▸ Task to complete: Omit all pictures and give the records below again exactly as written.

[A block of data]
■ ■ ■

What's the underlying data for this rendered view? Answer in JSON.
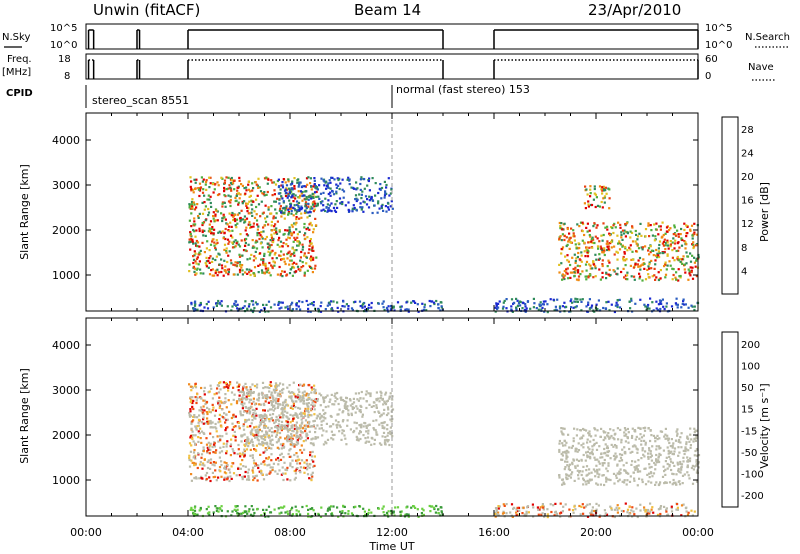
{
  "header": {
    "left": "Unwin (fitACF)",
    "center": "Beam 14",
    "right": "23/Apr/2010"
  },
  "panels": {
    "nsky_label": "N.Sky",
    "nsky_ticks": [
      "10^5",
      "10^0"
    ],
    "nsearch_label": "N.Search",
    "nsearch_ticks": [
      "10^5",
      "10^0"
    ],
    "freq_label_line1": "Freq.",
    "freq_label_line2": "[MHz]",
    "freq_ticks": [
      "18",
      "8"
    ],
    "nave_label": "Nave",
    "nave_ticks": [
      "60",
      "0"
    ],
    "cpid_label": "CPID",
    "cpid_segments": [
      {
        "label": "stereo_scan 8551",
        "start_hour": 0
      },
      {
        "label": "normal (fast stereo) 153",
        "start_hour": 12
      }
    ]
  },
  "x_axis": {
    "label": "Time UT",
    "ticks": [
      "00:00",
      "04:00",
      "08:00",
      "12:00",
      "16:00",
      "20:00",
      "00:00"
    ]
  },
  "colors": {
    "power": [
      "#1a28d0",
      "#2a5cc0",
      "#2e8a5a",
      "#4fae3c",
      "#e0c020",
      "#f08a10",
      "#e84010",
      "#e00000"
    ],
    "velocity": [
      "#e00000",
      "#f04a10",
      "#f08a20",
      "#f0c040",
      "#c8c8c0",
      "#6ad040",
      "#3a9a3a",
      "#2a5cc0",
      "#1a28d0"
    ],
    "ground_scatter": "#bbbbaa"
  },
  "chart_data": [
    {
      "type": "heatmap",
      "title": "",
      "xlabel": "Time UT",
      "ylabel": "Slant Range [km]",
      "xlim": [
        0,
        24
      ],
      "ylim": [
        200,
        4600
      ],
      "y_ticks": [
        "1000",
        "2000",
        "3000",
        "4000"
      ],
      "colorbar": {
        "label": "Power [dB]",
        "ticks": [
          "4",
          "8",
          "12",
          "16",
          "20",
          "24",
          "28"
        ],
        "range": [
          0,
          30
        ]
      },
      "scatter_regions": [
        {
          "x_range": [
            4.0,
            9.0
          ],
          "y_range": [
            1000,
            3200
          ],
          "level": "high"
        },
        {
          "x_range": [
            7.5,
            12.0
          ],
          "y_range": [
            2400,
            3200
          ],
          "level": "low"
        },
        {
          "x_range": [
            18.5,
            24.0
          ],
          "y_range": [
            900,
            2200
          ],
          "level": "high"
        },
        {
          "x_range": [
            19.5,
            20.5
          ],
          "y_range": [
            2500,
            3000
          ],
          "level": "high"
        },
        {
          "x_range": [
            4.0,
            14.0
          ],
          "y_range": [
            200,
            450
          ],
          "level": "low"
        },
        {
          "x_range": [
            16.0,
            24.0
          ],
          "y_range": [
            200,
            500
          ],
          "level": "low"
        }
      ]
    },
    {
      "type": "heatmap",
      "title": "",
      "xlabel": "Time UT",
      "ylabel": "Slant Range [km]",
      "xlim": [
        0,
        24
      ],
      "ylim": [
        200,
        4600
      ],
      "y_ticks": [
        "1000",
        "2000",
        "3000",
        "4000"
      ],
      "colorbar": {
        "label": "Velocity [m s⁻¹]",
        "ticks": [
          "200",
          "100",
          "50",
          "15",
          "-15",
          "-50",
          "-100",
          "-200"
        ],
        "range": [
          -250,
          250
        ]
      },
      "scatter_regions": [
        {
          "x_range": [
            4.0,
            9.0
          ],
          "y_range": [
            1000,
            3200
          ],
          "level": "negative"
        },
        {
          "x_range": [
            6.0,
            12.0
          ],
          "y_range": [
            1800,
            3000
          ],
          "level": "ground"
        },
        {
          "x_range": [
            18.5,
            24.0
          ],
          "y_range": [
            900,
            2200
          ],
          "level": "ground"
        },
        {
          "x_range": [
            4.0,
            14.0
          ],
          "y_range": [
            200,
            450
          ],
          "level": "positive"
        },
        {
          "x_range": [
            16.0,
            24.0
          ],
          "y_range": [
            200,
            500
          ],
          "level": "negative"
        }
      ]
    }
  ]
}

■ ■ ■

▸ Written solution:
What's the underlying data for this rendered view? Answer in JSON.
{
  "header": {
    "left": "Unwin (fitACF)",
    "center": "Beam 14",
    "right": "23/Apr/2010"
  },
  "panels": {
    "nsky_label": "N.Sky",
    "nsky_ticks": [
      "10^5",
      "10^0"
    ],
    "nsearch_label": "N.Search",
    "nsearch_ticks": [
      "10^5",
      "10^0"
    ],
    "freq_label_line1": "Freq.",
    "freq_label_line2": "[MHz]",
    "freq_ticks": [
      "18",
      "8"
    ],
    "nave_label": "Nave",
    "nave_ticks": [
      "60",
      "0"
    ],
    "cpid_label": "CPID",
    "cpid_segments": [
      {
        "label": "stereo_scan 8551",
        "start_hour": 0
      },
      {
        "label": "normal (fast stereo) 153",
        "start_hour": 12
      }
    ]
  },
  "x_axis": {
    "label": "Time UT",
    "ticks": [
      "00:00",
      "04:00",
      "08:00",
      "12:00",
      "16:00",
      "20:00",
      "00:00"
    ]
  },
  "colors": {
    "power": [
      "#1a28d0",
      "#2a5cc0",
      "#2e8a5a",
      "#4fae3c",
      "#e0c020",
      "#f08a10",
      "#e84010",
      "#e00000"
    ],
    "velocity": [
      "#e00000",
      "#f04a10",
      "#f08a20",
      "#f0c040",
      "#c8c8c0",
      "#6ad040",
      "#3a9a3a",
      "#2a5cc0",
      "#1a28d0"
    ],
    "ground_scatter": "#bbbbaa"
  },
  "chart_data": [
    {
      "type": "heatmap",
      "title": "",
      "xlabel": "Time UT",
      "ylabel": "Slant Range [km]",
      "xlim": [
        0,
        24
      ],
      "ylim": [
        200,
        4600
      ],
      "y_ticks": [
        "1000",
        "2000",
        "3000",
        "4000"
      ],
      "colorbar": {
        "label": "Power [dB]",
        "ticks": [
          "4",
          "8",
          "12",
          "16",
          "20",
          "24",
          "28"
        ],
        "range": [
          0,
          30
        ]
      },
      "scatter_regions": [
        {
          "x_range": [
            4.0,
            9.0
          ],
          "y_range": [
            1000,
            3200
          ],
          "level": "high"
        },
        {
          "x_range": [
            7.5,
            12.0
          ],
          "y_range": [
            2400,
            3200
          ],
          "level": "low"
        },
        {
          "x_range": [
            18.5,
            24.0
          ],
          "y_range": [
            900,
            2200
          ],
          "level": "high"
        },
        {
          "x_range": [
            19.5,
            20.5
          ],
          "y_range": [
            2500,
            3000
          ],
          "level": "high"
        },
        {
          "x_range": [
            4.0,
            14.0
          ],
          "y_range": [
            200,
            450
          ],
          "level": "low"
        },
        {
          "x_range": [
            16.0,
            24.0
          ],
          "y_range": [
            200,
            500
          ],
          "level": "low"
        }
      ]
    },
    {
      "type": "heatmap",
      "title": "",
      "xlabel": "Time UT",
      "ylabel": "Slant Range [km]",
      "xlim": [
        0,
        24
      ],
      "ylim": [
        200,
        4600
      ],
      "y_ticks": [
        "1000",
        "2000",
        "3000",
        "4000"
      ],
      "colorbar": {
        "label": "Velocity [m s⁻¹]",
        "ticks": [
          "200",
          "100",
          "50",
          "15",
          "-15",
          "-50",
          "-100",
          "-200"
        ],
        "range": [
          -250,
          250
        ]
      },
      "scatter_regions": [
        {
          "x_range": [
            4.0,
            9.0
          ],
          "y_range": [
            1000,
            3200
          ],
          "level": "negative"
        },
        {
          "x_range": [
            6.0,
            12.0
          ],
          "y_range": [
            1800,
            3000
          ],
          "level": "ground"
        },
        {
          "x_range": [
            18.5,
            24.0
          ],
          "y_range": [
            900,
            2200
          ],
          "level": "ground"
        },
        {
          "x_range": [
            4.0,
            14.0
          ],
          "y_range": [
            200,
            450
          ],
          "level": "positive"
        },
        {
          "x_range": [
            16.0,
            24.0
          ],
          "y_range": [
            200,
            500
          ],
          "level": "negative"
        }
      ]
    }
  ]
}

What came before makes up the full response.